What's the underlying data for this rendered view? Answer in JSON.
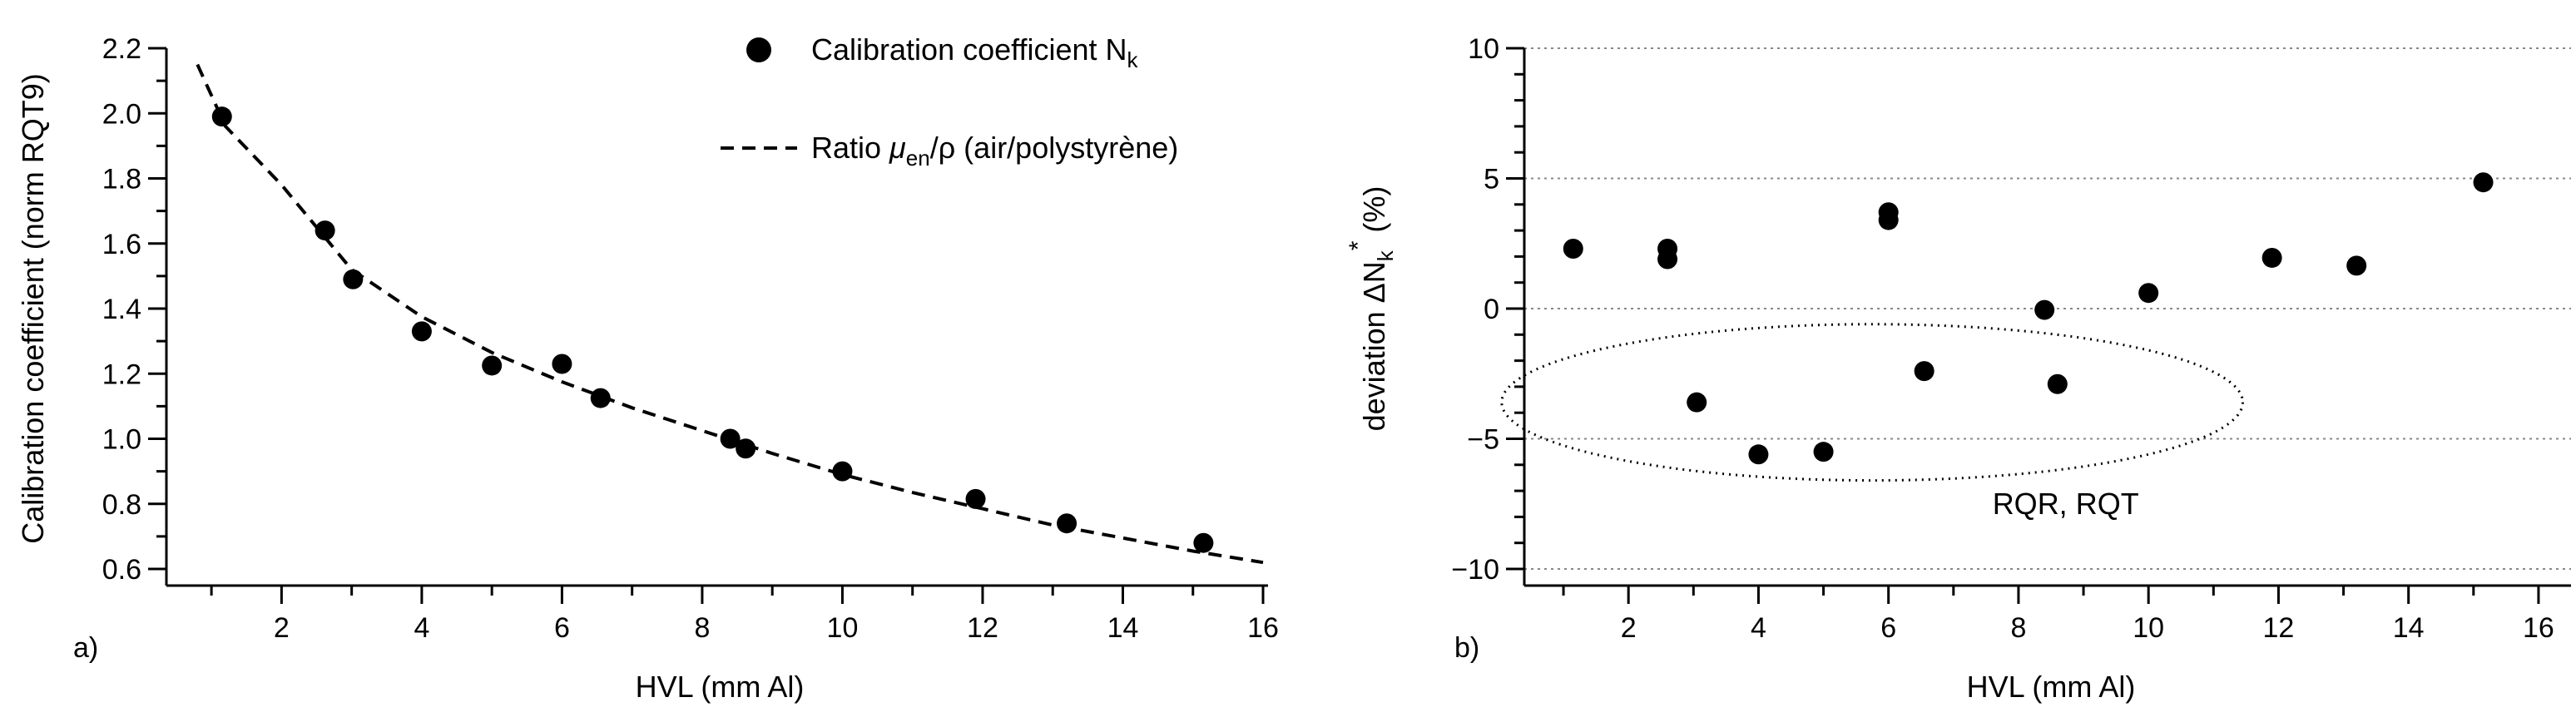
{
  "chart_data": [
    {
      "panel": "a)",
      "type": "scatter",
      "xlabel": "HVL (mm Al)",
      "ylabel": "Calibration coefficient (norm RQT9)",
      "xlim": [
        0.5,
        16
      ],
      "ylim": [
        0.6,
        2.2
      ],
      "xticks": [
        2,
        4,
        6,
        8,
        10,
        12,
        14,
        16
      ],
      "yticks": [
        0.6,
        0.8,
        1.0,
        1.2,
        1.4,
        1.6,
        1.8,
        2.0,
        2.2
      ],
      "ytick_labels": [
        "0.6",
        "0.8",
        "1.0",
        "1.2",
        "1.4",
        "1.6",
        "1.8",
        "2.0",
        "2.2"
      ],
      "legend": {
        "position": "top-right",
        "marker_entry": {
          "text": "Calibration coefficient N",
          "subscript": "k"
        },
        "line_entry": {
          "prefix": "Ratio ",
          "mu": "μ",
          "mu_sub": "en",
          "suffix": "/ρ (air/polystyrène)"
        }
      },
      "series": [
        {
          "name": "Calibration coefficient Nk",
          "style": "markers",
          "x": [
            1.15,
            2.62,
            3.02,
            4.0,
            5.0,
            6.0,
            6.55,
            8.4,
            8.62,
            10.0,
            11.9,
            13.2,
            15.15
          ],
          "y": [
            1.99,
            1.64,
            1.49,
            1.33,
            1.225,
            1.23,
            1.125,
            1.0,
            0.97,
            0.9,
            0.815,
            0.74,
            0.68
          ]
        },
        {
          "name": "Ratio μen/ρ (air/polystyrène)",
          "style": "dashed-line",
          "x": [
            0.8,
            1.2,
            2.0,
            3.0,
            4.0,
            5.0,
            6.0,
            7.0,
            8.0,
            9.0,
            10.0,
            11.0,
            12.0,
            13.0,
            14.0,
            15.0,
            16.0
          ],
          "y": [
            2.15,
            1.96,
            1.78,
            1.52,
            1.375,
            1.265,
            1.175,
            1.095,
            1.025,
            0.955,
            0.89,
            0.835,
            0.785,
            0.735,
            0.695,
            0.655,
            0.62
          ]
        }
      ]
    },
    {
      "panel": "b)",
      "type": "scatter",
      "xlabel": "HVL (mm Al)",
      "ylabel": {
        "prefix": "deviation ΔN",
        "sub": "k",
        "sup": "*",
        "suffix": " (%)"
      },
      "xlim": [
        0.5,
        16.5
      ],
      "ylim": [
        -10,
        10
      ],
      "xticks": [
        2,
        4,
        6,
        8,
        10,
        12,
        14,
        16
      ],
      "yticks": [
        -10,
        -5,
        0,
        5,
        10
      ],
      "ytick_labels": [
        "−10",
        "−5",
        "0",
        "5",
        "10"
      ],
      "grid": "horizontal-dotted",
      "annotation": {
        "text": "RQR, RQT",
        "shape": "dotted-ellipse"
      },
      "series": [
        {
          "name": "deviation",
          "style": "markers",
          "x": [
            1.15,
            2.6,
            2.6,
            3.05,
            4.0,
            5.0,
            6.0,
            6.0,
            6.55,
            8.4,
            8.6,
            10.0,
            11.9,
            13.2,
            15.15
          ],
          "y": [
            2.3,
            2.3,
            1.9,
            -3.6,
            -5.6,
            -5.5,
            3.7,
            3.4,
            -2.4,
            -0.05,
            -2.9,
            0.6,
            1.95,
            1.65,
            4.85
          ]
        }
      ]
    }
  ]
}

━━━━━━━━━━━━━━━━━━━━

[PROBLEM TO WORK ON]
Copy all the data exactly as written, but skip any picture.

[SOLUTION FOR THIS PROBLEM]
What's the underlying data for this rendered view? Answer in JSON.
{
  "chart_data": [
    {
      "panel": "a)",
      "type": "scatter",
      "xlabel": "HVL (mm Al)",
      "ylabel": "Calibration coefficient (norm RQT9)",
      "xlim": [
        0.5,
        16
      ],
      "ylim": [
        0.6,
        2.2
      ],
      "xticks": [
        2,
        4,
        6,
        8,
        10,
        12,
        14,
        16
      ],
      "yticks": [
        0.6,
        0.8,
        1.0,
        1.2,
        1.4,
        1.6,
        1.8,
        2.0,
        2.2
      ],
      "ytick_labels": [
        "0.6",
        "0.8",
        "1.0",
        "1.2",
        "1.4",
        "1.6",
        "1.8",
        "2.0",
        "2.2"
      ],
      "legend": {
        "position": "top-right",
        "marker_entry": {
          "text": "Calibration coefficient N",
          "subscript": "k"
        },
        "line_entry": {
          "prefix": "Ratio ",
          "mu": "μ",
          "mu_sub": "en",
          "suffix": "/ρ (air/polystyrène)"
        }
      },
      "series": [
        {
          "name": "Calibration coefficient Nk",
          "style": "markers",
          "x": [
            1.15,
            2.62,
            3.02,
            4.0,
            5.0,
            6.0,
            6.55,
            8.4,
            8.62,
            10.0,
            11.9,
            13.2,
            15.15
          ],
          "y": [
            1.99,
            1.64,
            1.49,
            1.33,
            1.225,
            1.23,
            1.125,
            1.0,
            0.97,
            0.9,
            0.815,
            0.74,
            0.68
          ]
        },
        {
          "name": "Ratio μen/ρ (air/polystyrène)",
          "style": "dashed-line",
          "x": [
            0.8,
            1.2,
            2.0,
            3.0,
            4.0,
            5.0,
            6.0,
            7.0,
            8.0,
            9.0,
            10.0,
            11.0,
            12.0,
            13.0,
            14.0,
            15.0,
            16.0
          ],
          "y": [
            2.15,
            1.96,
            1.78,
            1.52,
            1.375,
            1.265,
            1.175,
            1.095,
            1.025,
            0.955,
            0.89,
            0.835,
            0.785,
            0.735,
            0.695,
            0.655,
            0.62
          ]
        }
      ]
    },
    {
      "panel": "b)",
      "type": "scatter",
      "xlabel": "HVL (mm Al)",
      "ylabel": {
        "prefix": "deviation ΔN",
        "sub": "k",
        "sup": "*",
        "suffix": " (%)"
      },
      "xlim": [
        0.5,
        16.5
      ],
      "ylim": [
        -10,
        10
      ],
      "xticks": [
        2,
        4,
        6,
        8,
        10,
        12,
        14,
        16
      ],
      "yticks": [
        -10,
        -5,
        0,
        5,
        10
      ],
      "ytick_labels": [
        "−10",
        "−5",
        "0",
        "5",
        "10"
      ],
      "grid": "horizontal-dotted",
      "annotation": {
        "text": "RQR, RQT",
        "shape": "dotted-ellipse"
      },
      "series": [
        {
          "name": "deviation",
          "style": "markers",
          "x": [
            1.15,
            2.6,
            2.6,
            3.05,
            4.0,
            5.0,
            6.0,
            6.0,
            6.55,
            8.4,
            8.6,
            10.0,
            11.9,
            13.2,
            15.15
          ],
          "y": [
            2.3,
            2.3,
            1.9,
            -3.6,
            -5.6,
            -5.5,
            3.7,
            3.4,
            -2.4,
            -0.05,
            -2.9,
            0.6,
            1.95,
            1.65,
            4.85
          ]
        }
      ]
    }
  ]
}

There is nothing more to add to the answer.